GIVEN DATA>
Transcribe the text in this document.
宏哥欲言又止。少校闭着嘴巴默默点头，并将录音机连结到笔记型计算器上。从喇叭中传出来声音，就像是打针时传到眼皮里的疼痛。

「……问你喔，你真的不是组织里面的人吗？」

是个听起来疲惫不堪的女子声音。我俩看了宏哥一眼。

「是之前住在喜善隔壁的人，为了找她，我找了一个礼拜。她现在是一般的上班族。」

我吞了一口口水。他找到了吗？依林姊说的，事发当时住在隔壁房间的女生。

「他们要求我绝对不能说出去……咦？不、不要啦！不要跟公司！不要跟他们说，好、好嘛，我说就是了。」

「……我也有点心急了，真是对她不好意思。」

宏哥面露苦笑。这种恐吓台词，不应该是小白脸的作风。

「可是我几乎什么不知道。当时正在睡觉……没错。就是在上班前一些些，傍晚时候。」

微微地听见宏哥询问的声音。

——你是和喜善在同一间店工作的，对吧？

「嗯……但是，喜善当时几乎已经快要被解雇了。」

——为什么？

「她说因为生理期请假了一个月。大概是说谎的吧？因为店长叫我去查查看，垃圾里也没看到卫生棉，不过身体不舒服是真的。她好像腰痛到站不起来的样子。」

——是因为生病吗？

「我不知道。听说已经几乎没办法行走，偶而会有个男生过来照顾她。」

STATED GOAL> Repeat all entries. Match them exactly.

COMPLETED TASK>
Transcribe the text in this document.
宏哥欲言又止。少校闭着嘴巴默默点头，并将录音机连结到笔记型计算器上。从喇叭中传出来声音，就像是打针时传到眼皮里的疼痛。

「……问你喔，你真的不是组织里面的人吗？」

是个听起来疲惫不堪的女子声音。我俩看了宏哥一眼。

「是之前住在喜善隔壁的人，为了找她，我找了一个礼拜。她现在是一般的上班族。」

我吞了一口口水。他找到了吗？依林姊说的，事发当时住在隔壁房间的女生。

「他们要求我绝对不能说出去……咦？不、不要啦！不要跟公司！不要跟他们说，好、好嘛，我说就是了。」

「……我也有点心急了，真是对她不好意思。」

宏哥面露苦笑。这种恐吓台词，不应该是小白脸的作风。

「可是我几乎什么不知道。当时正在睡觉……没错。就是在上班前一些些，傍晚时候。」

微微地听见宏哥询问的声音。

——你是和喜善在同一间店工作的，对吧？

「嗯……但是，喜善当时几乎已经快要被解雇了。」

——为什么？

「她说因为生理期请假了一个月。大概是说谎的吧？因为店长叫我去查查看，垃圾里也没看到卫生棉，不过身体不舒服是真的。她好像腰痛到站不起来的样子。」

——是因为生病吗？

「我不知道。听说已经几乎没办法行走，偶而会有个男生过来照顾她。」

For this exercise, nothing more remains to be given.